◆ Problem to solve ◆
Your task is to repeat all of the data exactly while excluding the pictures.

◆ Supplied data ◆
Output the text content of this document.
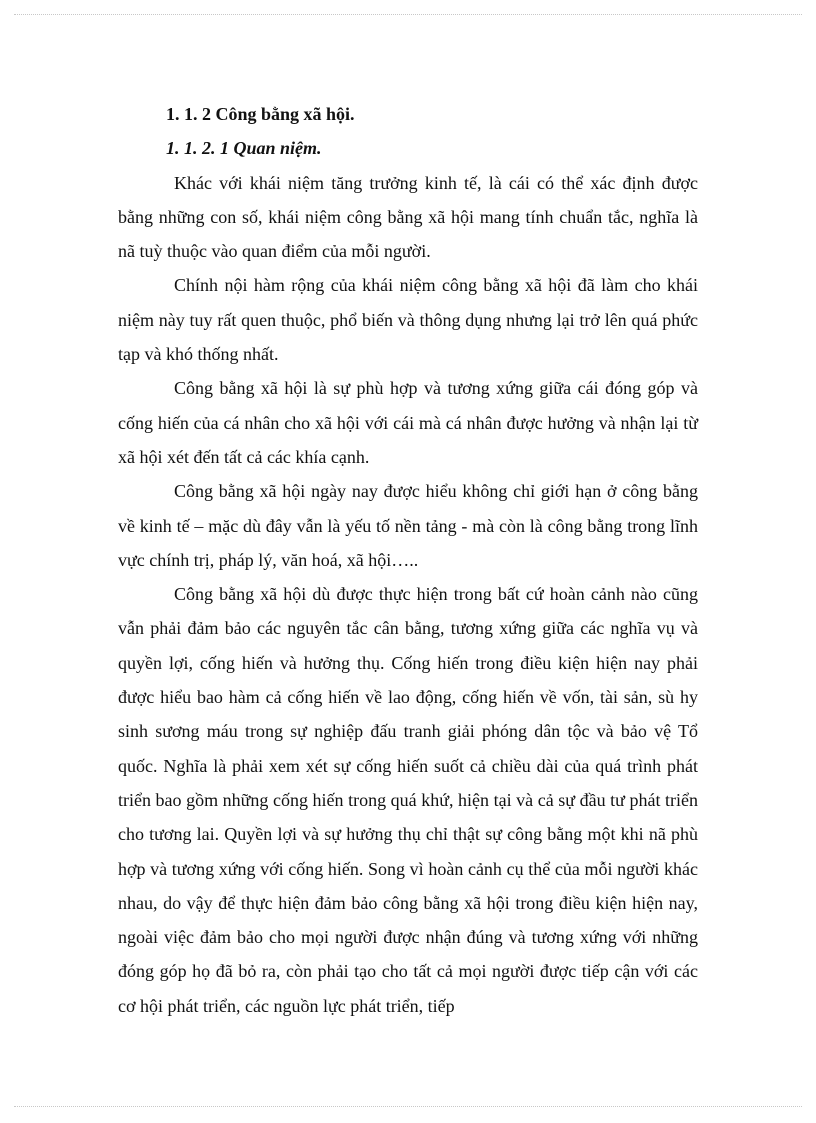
1. 1. 2 Công bằng xã hội.

1. 1. 2. 1 Quan niệm.

Khác với khái niệm tăng trưởng kinh tế, là cái có thể xác định được bằng những con số, khái niệm công bằng xã hội mang tính chuẩn tắc, nghĩa là nã tuỳ thuộc vào quan điểm của mỗi người.

Chính nội hàm rộng của khái niệm công bằng xã hội đã làm cho khái niệm này tuy rất quen thuộc, phổ biến và thông dụng nhưng lại trở lên quá phức tạp và khó thống nhất.

Công bằng xã hội là sự phù hợp và tương xứng giữa cái đóng góp và cống hiến của cá nhân cho xã hội với cái mà cá nhân được hưởng và nhận lại từ xã hội xét đến tất cả các khía cạnh.

Công bằng xã hội ngày nay được hiểu không chỉ giới hạn ở công bằng về kinh tế – mặc dù đây vẫn là yếu tố nền tảng - mà còn là công bằng trong lĩnh vực chính trị, pháp lý, văn hoá, xã hội…..

Công bằng xã hội dù được thực hiện trong bất cứ hoàn cảnh nào cũng vẫn phải đảm bảo các nguyên tắc cân bằng, tương xứng giữa các nghĩa vụ và quyền lợi, cống hiến và hưởng thụ. Cống hiến trong điều kiện hiện nay phải được hiểu bao hàm cả cống hiến về lao động, cống hiến về vốn, tài sản, sù hy sinh sương máu trong sự nghiệp đấu tranh giải phóng dân tộc và bảo vệ Tổ quốc. Nghĩa là phải xem xét sự cống hiến suốt cả chiều dài của quá trình phát triển bao gồm những cống hiến trong quá khứ, hiện tại và cả sự đầu tư phát triển cho tương lai. Quyền lợi và sự hưởng thụ chỉ thật sự công bằng một khi nã phù hợp và tương xứng với cống hiến. Song vì hoàn cảnh cụ thể của mỗi người khác nhau, do vậy để thực hiện đảm bảo công bằng xã hội trong điều kiện hiện nay, ngoài việc đảm bảo cho mọi người được nhận đúng và tương xứng với những đóng góp họ đã bỏ ra, còn phải tạo cho tất cả mọi người được tiếp cận với các cơ hội phát triển, các nguồn lực phát triển, tiếp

◆ Written answer ◆
Output the text content of this document.
1. 1. 2 Công bằng xã hội.

1. 1. 2. 1 Quan niệm.

Khác với khái niệm tăng trưởng kinh tế, là cái có thể xác định được bằng những con số, khái niệm công bằng xã hội mang tính chuẩn tắc, nghĩa là nã tuỳ thuộc vào quan điểm của mỗi người.

Chính nội hàm rộng của khái niệm công bằng xã hội đã làm cho khái niệm này tuy rất quen thuộc, phổ biến và thông dụng nhưng lại trở lên quá phức tạp và khó thống nhất.

Công bằng xã hội là sự phù hợp và tương xứng giữa cái đóng góp và cống hiến của cá nhân cho xã hội với cái mà cá nhân được hưởng và nhận lại từ xã hội xét đến tất cả các khía cạnh.

Công bằng xã hội ngày nay được hiểu không chỉ giới hạn ở công bằng về kinh tế – mặc dù đây vẫn là yếu tố nền tảng - mà còn là công bằng trong lĩnh vực chính trị, pháp lý, văn hoá, xã hội…..

Công bằng xã hội dù được thực hiện trong bất cứ hoàn cảnh nào cũng vẫn phải đảm bảo các nguyên tắc cân bằng, tương xứng giữa các nghĩa vụ và quyền lợi, cống hiến và hưởng thụ. Cống hiến trong điều kiện hiện nay phải được hiểu bao hàm cả cống hiến về lao động, cống hiến về vốn, tài sản, sù hy sinh sương máu trong sự nghiệp đấu tranh giải phóng dân tộc và bảo vệ Tổ quốc. Nghĩa là phải xem xét sự cống hiến suốt cả chiều dài của quá trình phát triển bao gồm những cống hiến trong quá khứ, hiện tại và cả sự đầu tư phát triển cho tương lai. Quyền lợi và sự hưởng thụ chỉ thật sự công bằng một khi nã phù hợp và tương xứng với cống hiến. Song vì hoàn cảnh cụ thể của mỗi người khác nhau, do vậy để thực hiện đảm bảo công bằng xã hội trong điều kiện hiện nay, ngoài việc đảm bảo cho mọi người được nhận đúng và tương xứng với những đóng góp họ đã bỏ ra, còn phải tạo cho tất cả mọi người được tiếp cận với các cơ hội phát triển, các nguồn lực phát triển, tiếp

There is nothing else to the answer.